From the line with "Output the text content of this document." through the final line, please write out the listing exactly, including both of those lines.

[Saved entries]
* * * * *

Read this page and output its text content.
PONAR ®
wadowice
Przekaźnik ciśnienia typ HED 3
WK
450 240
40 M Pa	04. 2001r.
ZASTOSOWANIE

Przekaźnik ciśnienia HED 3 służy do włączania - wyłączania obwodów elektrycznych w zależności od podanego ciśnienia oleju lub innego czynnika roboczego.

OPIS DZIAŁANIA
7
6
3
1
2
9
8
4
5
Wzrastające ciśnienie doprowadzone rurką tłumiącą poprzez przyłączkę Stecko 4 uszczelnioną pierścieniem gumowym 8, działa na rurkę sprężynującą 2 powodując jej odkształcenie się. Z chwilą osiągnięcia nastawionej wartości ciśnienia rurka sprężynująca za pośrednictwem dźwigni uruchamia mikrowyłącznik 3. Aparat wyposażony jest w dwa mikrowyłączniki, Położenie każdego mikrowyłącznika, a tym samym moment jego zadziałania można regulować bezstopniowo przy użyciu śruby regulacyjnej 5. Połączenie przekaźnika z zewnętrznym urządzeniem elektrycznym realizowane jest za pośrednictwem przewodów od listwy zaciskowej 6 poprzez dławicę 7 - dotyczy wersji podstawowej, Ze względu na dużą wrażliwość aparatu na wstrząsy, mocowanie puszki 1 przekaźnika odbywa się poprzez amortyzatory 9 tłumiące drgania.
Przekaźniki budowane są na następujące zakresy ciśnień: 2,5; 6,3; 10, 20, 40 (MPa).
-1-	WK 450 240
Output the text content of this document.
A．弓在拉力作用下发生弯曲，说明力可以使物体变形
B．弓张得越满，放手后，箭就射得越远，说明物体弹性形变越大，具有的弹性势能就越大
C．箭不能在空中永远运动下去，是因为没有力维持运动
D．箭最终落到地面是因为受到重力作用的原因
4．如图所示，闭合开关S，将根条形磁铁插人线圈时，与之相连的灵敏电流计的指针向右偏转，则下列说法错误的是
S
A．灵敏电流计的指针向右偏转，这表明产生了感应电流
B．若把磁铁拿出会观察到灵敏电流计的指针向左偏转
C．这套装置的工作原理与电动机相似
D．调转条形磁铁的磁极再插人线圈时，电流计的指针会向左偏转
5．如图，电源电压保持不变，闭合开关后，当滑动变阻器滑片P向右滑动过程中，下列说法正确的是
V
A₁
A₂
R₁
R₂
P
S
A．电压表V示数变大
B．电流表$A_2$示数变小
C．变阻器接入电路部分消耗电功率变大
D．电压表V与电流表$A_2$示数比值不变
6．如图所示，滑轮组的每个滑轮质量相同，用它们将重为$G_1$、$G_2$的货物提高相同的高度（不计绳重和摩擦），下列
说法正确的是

* * * * *

(Expected answer):
Output the text content of this document.
A．弓在拉力作用下发生弯曲，说明力可以使物体变形
B．弓张得越满，放手后，箭就射得越远，说明物体弹性形变越大，具有的弹性势能就越大
C．箭不能在空中永远运动下去，是因为没有力维持运动
D．箭最终落到地面是因为受到重力作用的原因
4．如图所示，闭合开关S，将根条形磁铁插人线圈时，与之相连的灵敏电流计的指针向右偏转，则下列说法错误的是
S
A．灵敏电流计的指针向右偏转，这表明产生了感应电流
B．若把磁铁拿出会观察到灵敏电流计的指针向左偏转
C．这套装置的工作原理与电动机相似
D．调转条形磁铁的磁极再插人线圈时，电流计的指针会向左偏转
5．如图，电源电压保持不变，闭合开关后，当滑动变阻器滑片P向右滑动过程中，下列说法正确的是
V
A₁
A₂
R₁
R₂
P
S
A．电压表V示数变大
B．电流表$A_2$示数变小
C．变阻器接入电路部分消耗电功率变大
D．电压表V与电流表$A_2$示数比值不变
6．如图所示，滑轮组的每个滑轮质量相同，用它们将重为$G_1$、$G_2$的货物提高相同的高度（不计绳重和摩擦），下列
说法正确的是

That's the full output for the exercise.